>> Start Material supplied
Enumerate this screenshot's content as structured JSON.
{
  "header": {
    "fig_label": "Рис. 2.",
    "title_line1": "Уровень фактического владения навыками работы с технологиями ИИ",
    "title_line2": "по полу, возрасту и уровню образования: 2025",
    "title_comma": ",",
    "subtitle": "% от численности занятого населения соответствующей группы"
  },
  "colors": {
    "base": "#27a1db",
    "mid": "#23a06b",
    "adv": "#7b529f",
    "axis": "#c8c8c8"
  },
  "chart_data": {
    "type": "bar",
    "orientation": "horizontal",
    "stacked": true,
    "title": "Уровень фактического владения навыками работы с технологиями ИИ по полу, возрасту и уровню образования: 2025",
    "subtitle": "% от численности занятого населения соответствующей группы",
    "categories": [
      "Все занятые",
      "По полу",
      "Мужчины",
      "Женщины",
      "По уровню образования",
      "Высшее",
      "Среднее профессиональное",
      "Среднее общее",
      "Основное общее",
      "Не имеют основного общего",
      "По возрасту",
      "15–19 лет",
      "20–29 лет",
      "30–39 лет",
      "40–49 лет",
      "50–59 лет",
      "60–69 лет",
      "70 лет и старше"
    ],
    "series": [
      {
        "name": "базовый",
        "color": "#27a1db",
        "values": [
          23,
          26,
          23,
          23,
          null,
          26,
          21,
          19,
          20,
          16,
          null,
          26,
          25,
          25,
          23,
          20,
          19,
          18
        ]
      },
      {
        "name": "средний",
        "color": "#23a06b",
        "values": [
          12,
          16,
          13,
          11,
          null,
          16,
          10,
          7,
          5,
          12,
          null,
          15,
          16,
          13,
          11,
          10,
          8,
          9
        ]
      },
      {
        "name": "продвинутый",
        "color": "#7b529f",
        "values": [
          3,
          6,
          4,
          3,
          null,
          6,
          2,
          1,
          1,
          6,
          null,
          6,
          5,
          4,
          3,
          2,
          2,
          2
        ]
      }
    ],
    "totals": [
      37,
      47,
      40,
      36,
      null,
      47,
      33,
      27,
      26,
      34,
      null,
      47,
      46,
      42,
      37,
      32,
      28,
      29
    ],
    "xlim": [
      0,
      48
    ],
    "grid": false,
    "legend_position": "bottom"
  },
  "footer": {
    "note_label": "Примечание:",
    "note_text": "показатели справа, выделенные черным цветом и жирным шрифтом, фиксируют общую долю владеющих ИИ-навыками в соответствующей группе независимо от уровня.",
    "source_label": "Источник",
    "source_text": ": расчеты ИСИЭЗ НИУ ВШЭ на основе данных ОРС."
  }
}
>> End Material supplied
**Direction**
Select all lines in the listing above where the word "работы" appears, and show them.

**Exercise response**
    "title_line1": "Уровень фактического владения навыками работы с технологиями ИИ",
    "title": "Уровень фактического владения навыками работы с технологиями ИИ по полу, возрасту и уровню образования: 2025",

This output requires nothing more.